THE RECORDS –
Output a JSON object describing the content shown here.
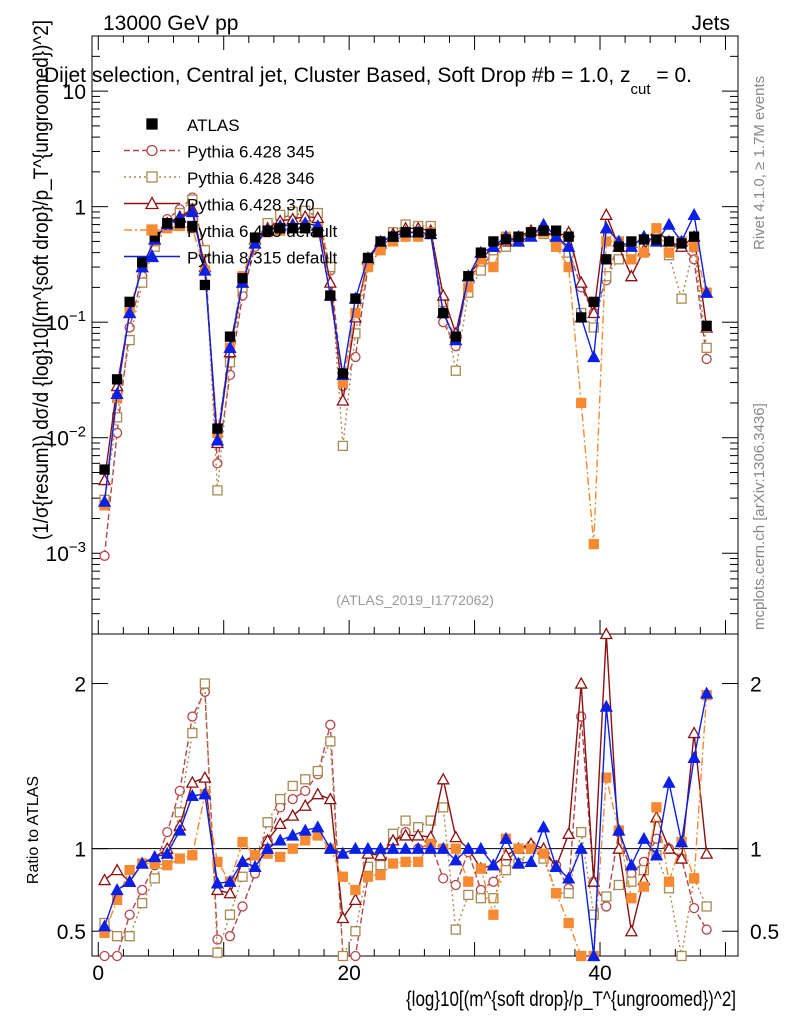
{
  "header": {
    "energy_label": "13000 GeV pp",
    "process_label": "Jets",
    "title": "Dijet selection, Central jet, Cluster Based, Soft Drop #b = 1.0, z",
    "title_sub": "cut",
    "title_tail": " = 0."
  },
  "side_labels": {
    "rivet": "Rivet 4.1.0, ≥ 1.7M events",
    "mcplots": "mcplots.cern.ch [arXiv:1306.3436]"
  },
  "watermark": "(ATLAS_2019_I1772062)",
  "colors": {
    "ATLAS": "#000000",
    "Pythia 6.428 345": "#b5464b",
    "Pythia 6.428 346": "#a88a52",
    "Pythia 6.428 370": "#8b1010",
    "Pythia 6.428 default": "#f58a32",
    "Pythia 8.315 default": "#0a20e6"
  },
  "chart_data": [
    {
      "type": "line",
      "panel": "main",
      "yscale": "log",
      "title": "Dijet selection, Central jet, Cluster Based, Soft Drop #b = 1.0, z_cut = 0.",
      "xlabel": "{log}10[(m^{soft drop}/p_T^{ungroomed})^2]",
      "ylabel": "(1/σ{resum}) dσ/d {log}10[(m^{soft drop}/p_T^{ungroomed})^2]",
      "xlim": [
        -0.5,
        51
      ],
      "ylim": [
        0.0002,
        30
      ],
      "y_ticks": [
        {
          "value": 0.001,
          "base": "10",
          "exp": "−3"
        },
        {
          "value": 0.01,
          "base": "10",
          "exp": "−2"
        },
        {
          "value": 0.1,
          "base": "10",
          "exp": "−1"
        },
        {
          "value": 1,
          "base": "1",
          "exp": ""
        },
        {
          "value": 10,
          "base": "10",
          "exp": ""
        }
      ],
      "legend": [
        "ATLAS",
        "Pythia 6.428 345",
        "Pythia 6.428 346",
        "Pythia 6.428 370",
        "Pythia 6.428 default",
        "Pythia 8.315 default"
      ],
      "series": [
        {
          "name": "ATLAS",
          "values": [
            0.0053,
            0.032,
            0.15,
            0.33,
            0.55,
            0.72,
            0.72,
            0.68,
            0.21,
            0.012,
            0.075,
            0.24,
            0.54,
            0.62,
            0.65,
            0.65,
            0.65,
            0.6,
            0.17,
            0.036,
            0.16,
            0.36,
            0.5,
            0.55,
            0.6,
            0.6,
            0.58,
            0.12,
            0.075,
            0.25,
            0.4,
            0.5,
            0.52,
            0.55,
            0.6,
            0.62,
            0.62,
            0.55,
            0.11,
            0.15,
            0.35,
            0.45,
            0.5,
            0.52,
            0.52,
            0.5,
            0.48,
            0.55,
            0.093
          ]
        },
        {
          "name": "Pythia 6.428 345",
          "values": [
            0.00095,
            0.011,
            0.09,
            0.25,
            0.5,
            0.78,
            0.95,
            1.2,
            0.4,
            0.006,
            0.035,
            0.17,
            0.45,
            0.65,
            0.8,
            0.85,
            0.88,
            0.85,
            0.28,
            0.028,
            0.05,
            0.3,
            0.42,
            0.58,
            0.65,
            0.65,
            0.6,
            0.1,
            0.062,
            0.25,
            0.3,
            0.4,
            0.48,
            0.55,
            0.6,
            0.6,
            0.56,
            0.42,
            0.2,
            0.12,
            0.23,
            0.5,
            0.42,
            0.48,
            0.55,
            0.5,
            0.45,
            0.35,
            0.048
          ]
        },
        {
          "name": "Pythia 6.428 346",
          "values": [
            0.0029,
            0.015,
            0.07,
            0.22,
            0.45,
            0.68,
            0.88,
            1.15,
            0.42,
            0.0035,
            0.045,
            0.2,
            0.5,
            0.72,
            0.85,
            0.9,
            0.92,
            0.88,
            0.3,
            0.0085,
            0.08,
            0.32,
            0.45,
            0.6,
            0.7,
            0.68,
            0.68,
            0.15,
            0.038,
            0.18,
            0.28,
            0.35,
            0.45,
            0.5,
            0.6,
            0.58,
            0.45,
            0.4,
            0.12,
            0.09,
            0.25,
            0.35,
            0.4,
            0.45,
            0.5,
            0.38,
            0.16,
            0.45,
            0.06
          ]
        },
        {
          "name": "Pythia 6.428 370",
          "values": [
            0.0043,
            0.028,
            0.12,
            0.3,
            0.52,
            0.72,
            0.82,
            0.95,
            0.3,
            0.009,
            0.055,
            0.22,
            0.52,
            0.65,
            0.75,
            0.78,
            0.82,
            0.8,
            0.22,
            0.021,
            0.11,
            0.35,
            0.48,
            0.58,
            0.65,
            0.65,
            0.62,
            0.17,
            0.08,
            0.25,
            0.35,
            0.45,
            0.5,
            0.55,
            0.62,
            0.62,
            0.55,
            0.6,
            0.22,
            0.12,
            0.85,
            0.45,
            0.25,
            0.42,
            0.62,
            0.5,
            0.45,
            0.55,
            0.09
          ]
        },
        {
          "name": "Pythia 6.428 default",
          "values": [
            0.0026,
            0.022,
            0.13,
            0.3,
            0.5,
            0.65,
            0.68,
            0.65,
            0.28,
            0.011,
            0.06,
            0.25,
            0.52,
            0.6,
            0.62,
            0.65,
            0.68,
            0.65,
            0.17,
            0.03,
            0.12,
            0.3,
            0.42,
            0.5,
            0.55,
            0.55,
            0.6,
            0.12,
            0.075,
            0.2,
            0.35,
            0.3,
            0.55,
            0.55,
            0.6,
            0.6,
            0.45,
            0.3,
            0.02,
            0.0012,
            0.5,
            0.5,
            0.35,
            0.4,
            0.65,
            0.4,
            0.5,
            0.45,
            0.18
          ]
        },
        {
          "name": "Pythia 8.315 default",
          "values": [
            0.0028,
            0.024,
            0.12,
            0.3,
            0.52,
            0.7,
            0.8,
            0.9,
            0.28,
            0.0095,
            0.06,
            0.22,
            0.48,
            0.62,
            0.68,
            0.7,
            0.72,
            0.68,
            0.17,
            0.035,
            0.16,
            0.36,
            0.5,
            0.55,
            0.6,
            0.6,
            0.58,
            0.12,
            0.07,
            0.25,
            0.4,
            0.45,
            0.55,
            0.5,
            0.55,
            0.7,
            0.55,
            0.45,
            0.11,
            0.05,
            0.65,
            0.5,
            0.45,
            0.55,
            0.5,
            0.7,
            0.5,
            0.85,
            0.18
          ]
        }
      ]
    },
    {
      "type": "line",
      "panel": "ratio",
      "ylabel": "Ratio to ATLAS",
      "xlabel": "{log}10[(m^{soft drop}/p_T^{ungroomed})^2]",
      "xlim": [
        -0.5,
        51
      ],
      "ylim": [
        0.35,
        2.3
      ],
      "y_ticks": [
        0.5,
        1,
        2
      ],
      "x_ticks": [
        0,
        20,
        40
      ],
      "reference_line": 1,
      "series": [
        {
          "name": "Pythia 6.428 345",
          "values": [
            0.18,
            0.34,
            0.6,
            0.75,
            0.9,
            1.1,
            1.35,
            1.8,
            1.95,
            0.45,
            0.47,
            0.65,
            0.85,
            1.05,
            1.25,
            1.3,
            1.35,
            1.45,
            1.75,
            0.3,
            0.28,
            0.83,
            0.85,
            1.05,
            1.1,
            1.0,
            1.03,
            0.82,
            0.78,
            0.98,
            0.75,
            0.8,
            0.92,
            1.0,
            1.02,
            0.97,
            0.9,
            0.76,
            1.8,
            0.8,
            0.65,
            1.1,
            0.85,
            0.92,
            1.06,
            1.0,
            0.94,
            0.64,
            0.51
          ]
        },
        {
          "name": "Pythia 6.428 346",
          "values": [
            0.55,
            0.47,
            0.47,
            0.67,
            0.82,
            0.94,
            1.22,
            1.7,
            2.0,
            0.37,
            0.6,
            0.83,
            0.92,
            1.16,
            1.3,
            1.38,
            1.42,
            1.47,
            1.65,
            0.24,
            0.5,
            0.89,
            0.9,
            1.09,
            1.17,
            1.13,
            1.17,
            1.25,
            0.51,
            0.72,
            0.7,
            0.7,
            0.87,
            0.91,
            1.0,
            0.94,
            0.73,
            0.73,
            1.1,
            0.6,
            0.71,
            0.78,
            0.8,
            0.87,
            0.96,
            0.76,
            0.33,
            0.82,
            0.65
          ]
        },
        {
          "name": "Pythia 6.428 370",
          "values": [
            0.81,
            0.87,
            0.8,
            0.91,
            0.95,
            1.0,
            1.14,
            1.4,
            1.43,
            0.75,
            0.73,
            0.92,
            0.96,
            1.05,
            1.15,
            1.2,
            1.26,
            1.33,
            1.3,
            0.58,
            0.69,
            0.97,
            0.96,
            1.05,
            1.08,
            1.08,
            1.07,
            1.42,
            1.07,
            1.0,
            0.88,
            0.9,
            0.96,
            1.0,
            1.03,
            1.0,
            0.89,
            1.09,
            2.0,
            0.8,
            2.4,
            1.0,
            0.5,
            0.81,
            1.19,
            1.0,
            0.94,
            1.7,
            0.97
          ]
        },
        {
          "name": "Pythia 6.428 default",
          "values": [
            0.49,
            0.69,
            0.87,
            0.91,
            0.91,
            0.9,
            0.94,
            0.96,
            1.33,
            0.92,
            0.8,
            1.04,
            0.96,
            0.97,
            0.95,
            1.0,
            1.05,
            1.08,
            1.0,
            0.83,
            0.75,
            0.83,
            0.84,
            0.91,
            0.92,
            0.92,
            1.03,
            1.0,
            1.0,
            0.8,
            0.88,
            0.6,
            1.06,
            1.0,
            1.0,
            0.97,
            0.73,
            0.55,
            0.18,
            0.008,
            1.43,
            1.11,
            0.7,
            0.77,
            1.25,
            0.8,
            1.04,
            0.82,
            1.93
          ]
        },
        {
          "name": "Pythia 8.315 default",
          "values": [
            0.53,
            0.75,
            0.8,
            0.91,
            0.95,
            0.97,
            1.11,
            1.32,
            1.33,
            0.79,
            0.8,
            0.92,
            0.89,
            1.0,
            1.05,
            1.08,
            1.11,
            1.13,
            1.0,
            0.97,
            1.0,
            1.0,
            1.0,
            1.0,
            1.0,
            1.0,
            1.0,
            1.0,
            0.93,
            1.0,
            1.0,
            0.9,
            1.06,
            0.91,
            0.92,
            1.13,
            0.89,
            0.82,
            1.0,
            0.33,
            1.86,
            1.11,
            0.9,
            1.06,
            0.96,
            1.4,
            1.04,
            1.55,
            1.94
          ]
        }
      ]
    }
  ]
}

WHAT YOU HAVE TO DO – Check each line of the records for the word "selection", and show the lines that contain it.

CORRECT RESPONSE –
    "title": "Dijet selection, Central jet, Cluster Based, Soft Drop #b = 1.0, z",
      "title": "Dijet selection, Central jet, Cluster Based, Soft Drop #b = 1.0, z_cut = 0.",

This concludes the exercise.